┌─ The input
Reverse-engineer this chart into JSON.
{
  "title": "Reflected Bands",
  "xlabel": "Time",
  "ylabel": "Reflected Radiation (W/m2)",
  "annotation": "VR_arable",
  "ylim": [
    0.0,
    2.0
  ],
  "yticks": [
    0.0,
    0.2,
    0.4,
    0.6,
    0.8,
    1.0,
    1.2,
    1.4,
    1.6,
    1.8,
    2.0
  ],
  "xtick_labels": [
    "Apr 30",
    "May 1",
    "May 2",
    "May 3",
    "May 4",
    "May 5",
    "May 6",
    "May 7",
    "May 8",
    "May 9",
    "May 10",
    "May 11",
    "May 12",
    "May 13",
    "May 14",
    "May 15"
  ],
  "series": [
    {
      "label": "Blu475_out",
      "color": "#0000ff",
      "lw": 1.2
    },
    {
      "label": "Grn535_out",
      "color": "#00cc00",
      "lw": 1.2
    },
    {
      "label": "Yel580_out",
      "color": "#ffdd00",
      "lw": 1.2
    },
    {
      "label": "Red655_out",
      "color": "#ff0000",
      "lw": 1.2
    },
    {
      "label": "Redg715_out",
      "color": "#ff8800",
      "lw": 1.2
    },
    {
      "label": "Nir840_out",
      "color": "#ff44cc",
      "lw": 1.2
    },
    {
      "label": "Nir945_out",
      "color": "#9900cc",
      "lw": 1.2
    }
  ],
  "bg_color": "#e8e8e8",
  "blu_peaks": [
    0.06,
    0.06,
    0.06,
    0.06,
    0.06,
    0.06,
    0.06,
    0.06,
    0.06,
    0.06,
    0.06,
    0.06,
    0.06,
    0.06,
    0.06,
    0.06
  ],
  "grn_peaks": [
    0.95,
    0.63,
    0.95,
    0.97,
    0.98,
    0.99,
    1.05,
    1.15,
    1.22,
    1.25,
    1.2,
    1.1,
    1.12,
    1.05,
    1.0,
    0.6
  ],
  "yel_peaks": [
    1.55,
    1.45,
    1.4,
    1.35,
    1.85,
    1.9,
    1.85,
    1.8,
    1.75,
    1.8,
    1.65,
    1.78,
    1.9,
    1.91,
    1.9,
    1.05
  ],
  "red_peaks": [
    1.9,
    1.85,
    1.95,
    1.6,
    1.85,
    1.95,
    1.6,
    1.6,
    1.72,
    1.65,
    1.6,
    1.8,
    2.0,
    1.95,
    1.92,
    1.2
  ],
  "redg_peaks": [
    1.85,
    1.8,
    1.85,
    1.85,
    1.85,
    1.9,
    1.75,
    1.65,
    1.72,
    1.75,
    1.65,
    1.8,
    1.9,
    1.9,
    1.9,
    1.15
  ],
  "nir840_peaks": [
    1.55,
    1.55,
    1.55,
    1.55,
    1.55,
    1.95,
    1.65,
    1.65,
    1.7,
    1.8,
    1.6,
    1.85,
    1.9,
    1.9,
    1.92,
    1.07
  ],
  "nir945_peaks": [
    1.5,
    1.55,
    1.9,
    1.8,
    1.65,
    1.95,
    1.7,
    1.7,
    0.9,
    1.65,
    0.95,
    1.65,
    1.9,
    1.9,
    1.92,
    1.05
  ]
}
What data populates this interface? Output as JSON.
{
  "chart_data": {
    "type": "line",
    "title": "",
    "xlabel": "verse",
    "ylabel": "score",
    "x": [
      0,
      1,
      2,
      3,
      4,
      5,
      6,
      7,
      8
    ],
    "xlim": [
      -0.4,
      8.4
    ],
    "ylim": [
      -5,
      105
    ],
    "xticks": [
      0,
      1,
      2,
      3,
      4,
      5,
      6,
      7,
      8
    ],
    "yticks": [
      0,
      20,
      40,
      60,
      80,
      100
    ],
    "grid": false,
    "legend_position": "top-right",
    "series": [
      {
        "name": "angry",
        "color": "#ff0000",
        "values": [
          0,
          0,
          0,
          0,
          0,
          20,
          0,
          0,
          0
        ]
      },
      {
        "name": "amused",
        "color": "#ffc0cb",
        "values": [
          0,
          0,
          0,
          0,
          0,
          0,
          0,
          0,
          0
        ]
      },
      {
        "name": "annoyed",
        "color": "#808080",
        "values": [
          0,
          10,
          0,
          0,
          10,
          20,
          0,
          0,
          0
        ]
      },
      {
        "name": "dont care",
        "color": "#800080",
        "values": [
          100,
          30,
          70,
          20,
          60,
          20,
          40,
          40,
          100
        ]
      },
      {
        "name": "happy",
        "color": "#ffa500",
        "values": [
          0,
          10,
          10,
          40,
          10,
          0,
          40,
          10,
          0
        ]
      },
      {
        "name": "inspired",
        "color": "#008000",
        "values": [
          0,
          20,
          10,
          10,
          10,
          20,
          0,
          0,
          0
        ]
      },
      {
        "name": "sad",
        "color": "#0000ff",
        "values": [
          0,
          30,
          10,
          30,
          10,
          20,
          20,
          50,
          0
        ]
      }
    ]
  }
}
└─
= Problem to work on =
Reply with nothing but the number of lines that contain the word "ylabel".

= Full output =
2